Collect all lines from the records below that include the word "药用辅料".
-- start Input rows --
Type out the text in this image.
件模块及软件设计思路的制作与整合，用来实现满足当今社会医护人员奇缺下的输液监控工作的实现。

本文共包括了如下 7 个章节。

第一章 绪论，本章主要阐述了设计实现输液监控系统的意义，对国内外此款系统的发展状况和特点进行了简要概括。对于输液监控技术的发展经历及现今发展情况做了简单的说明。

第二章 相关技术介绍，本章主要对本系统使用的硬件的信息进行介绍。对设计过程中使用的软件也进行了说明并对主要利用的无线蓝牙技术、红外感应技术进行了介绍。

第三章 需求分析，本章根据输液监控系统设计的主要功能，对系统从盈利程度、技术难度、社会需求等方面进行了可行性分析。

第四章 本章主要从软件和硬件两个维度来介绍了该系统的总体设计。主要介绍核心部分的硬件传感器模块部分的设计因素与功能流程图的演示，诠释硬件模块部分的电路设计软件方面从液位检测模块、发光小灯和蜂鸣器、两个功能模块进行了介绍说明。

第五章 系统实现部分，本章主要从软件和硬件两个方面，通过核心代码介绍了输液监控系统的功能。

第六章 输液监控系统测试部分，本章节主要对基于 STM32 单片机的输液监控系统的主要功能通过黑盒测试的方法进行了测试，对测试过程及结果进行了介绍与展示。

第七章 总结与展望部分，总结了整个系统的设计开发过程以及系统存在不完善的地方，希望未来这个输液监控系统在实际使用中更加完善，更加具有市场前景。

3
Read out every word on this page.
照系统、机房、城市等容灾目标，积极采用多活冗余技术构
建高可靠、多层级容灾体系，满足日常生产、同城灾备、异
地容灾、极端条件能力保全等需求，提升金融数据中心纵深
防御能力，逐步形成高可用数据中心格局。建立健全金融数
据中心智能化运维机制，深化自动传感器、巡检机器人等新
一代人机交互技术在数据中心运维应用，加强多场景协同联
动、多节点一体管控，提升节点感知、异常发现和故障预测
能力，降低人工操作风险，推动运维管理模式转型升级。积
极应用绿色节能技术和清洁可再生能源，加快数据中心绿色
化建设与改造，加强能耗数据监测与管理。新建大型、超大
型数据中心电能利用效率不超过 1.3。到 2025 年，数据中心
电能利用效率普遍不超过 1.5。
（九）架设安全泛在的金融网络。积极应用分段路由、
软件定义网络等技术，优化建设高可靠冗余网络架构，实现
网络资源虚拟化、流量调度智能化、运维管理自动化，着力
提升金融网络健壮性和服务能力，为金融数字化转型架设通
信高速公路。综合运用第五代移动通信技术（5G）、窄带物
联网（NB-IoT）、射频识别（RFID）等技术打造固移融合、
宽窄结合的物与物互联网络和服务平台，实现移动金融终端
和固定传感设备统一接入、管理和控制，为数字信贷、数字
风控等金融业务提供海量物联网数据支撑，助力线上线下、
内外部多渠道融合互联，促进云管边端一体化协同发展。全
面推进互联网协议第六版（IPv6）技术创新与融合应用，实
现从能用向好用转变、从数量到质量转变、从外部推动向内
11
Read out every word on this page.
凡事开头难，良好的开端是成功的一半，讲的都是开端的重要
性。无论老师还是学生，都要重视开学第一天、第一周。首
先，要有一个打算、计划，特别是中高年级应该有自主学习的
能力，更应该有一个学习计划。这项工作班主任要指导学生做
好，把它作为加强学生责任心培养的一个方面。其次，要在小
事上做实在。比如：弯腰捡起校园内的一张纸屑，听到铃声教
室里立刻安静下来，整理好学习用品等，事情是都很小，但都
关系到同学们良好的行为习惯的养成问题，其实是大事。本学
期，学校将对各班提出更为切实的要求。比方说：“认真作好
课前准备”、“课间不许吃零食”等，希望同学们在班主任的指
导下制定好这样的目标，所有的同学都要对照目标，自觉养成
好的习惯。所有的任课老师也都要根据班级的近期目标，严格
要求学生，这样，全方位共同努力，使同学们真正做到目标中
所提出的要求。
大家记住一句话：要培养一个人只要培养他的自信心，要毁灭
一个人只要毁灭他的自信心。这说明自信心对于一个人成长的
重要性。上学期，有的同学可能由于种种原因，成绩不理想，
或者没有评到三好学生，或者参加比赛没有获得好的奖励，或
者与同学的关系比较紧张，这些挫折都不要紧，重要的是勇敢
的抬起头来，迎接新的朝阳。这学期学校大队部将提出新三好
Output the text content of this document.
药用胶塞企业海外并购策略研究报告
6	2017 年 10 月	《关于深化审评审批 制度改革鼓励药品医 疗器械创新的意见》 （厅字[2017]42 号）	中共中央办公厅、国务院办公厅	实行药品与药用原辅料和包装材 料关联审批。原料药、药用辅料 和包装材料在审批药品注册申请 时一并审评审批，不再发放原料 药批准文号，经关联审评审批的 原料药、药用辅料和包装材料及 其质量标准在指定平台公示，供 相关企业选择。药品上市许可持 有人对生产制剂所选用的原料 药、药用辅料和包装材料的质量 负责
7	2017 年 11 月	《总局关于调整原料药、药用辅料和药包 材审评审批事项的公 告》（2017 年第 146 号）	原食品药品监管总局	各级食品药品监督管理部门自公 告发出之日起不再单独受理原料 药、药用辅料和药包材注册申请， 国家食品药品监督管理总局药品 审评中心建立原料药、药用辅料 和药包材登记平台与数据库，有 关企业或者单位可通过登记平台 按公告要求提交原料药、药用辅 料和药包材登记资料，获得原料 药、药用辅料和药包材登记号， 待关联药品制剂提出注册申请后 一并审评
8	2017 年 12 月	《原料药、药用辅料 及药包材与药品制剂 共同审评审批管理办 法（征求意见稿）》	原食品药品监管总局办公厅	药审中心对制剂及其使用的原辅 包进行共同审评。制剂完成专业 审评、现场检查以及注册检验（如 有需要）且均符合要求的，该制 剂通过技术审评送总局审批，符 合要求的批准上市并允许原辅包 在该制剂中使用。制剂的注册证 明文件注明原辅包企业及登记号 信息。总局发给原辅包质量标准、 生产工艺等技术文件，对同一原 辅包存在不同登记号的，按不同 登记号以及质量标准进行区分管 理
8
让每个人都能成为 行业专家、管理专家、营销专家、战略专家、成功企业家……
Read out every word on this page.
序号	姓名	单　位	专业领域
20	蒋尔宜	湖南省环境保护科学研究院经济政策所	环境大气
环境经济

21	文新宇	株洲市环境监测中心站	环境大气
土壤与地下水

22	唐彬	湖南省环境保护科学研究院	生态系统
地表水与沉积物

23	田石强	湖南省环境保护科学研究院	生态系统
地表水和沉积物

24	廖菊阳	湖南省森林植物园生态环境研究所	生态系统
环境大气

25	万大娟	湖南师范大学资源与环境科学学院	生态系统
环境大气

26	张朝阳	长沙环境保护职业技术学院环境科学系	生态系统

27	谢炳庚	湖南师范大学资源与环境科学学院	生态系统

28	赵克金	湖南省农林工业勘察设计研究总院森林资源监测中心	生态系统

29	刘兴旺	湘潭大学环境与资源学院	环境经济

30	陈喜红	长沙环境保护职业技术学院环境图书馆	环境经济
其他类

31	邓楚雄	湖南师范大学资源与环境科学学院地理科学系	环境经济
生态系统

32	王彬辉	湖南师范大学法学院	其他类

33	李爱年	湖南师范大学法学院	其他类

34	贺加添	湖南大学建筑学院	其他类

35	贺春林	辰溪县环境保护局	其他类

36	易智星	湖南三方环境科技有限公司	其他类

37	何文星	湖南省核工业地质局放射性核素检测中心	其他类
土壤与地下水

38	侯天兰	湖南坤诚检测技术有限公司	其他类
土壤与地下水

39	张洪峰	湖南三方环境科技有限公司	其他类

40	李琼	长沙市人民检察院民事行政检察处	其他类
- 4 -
-- end Input rows --
_Exercise response_
6	2017 年 10 月	《关于深化审评审批 制度改革鼓励药品医 疗器械创新的意见》 （厅字[2017]42 号）	中共中央办公厅、国务院办公厅	实行药品与药用原辅料和包装材 料关联审批。原料药、药用辅料 和包装材料在审批药品注册申请 时一并审评审批，不再发放原料 药批准文号，经关联审评审批的 原料药、药用辅料和包装材料及 其质量标准在指定平台公示，供 相关企业选择。药品上市许可持 有人对生产制剂所选用的原料 药、药用辅料和包装材料的质量 负责
7	2017 年 11 月	《总局关于调整原料药、药用辅料和药包 材审评审批事项的公 告》（2017 年第 146 号）	原食品药品监管总局	各级食品药品监督管理部门自公 告发出之日起不再单独受理原料 药、药用辅料和药包材注册申请， 国家食品药品监督管理总局药品 审评中心建立原料药、药用辅料 和药包材登记平台与数据库，有 关企业或者单位可通过登记平台 按公告要求提交原料药、药用辅 料和药包材登记资料，获得原料 药、药用辅料和药包材登记号， 待关联药品制剂提出注册申请后 一并审评
8	2017 年 12 月	《原料药、药用辅料 及药包材与药品制剂 共同审评审批管理办 法（征求意见稿）》	原食品药品监管总局办公厅	药审中心对制剂及其使用的原辅 包进行共同审评。制剂完成专业 审评、现场检查以及注册检验（如 有需要）且均符合要求的，该制 剂通过技术审评送总局审批，符 合要求的批准上市并允许原辅包 在该制剂中使用。制剂的注册证 明文件注明原辅包企业及登记号 信息。总局发给原辅包质量标准、 生产工艺等技术文件，对同一原 辅包存在不同登记号的，按不同 登记号以及质量标准进行区分管 理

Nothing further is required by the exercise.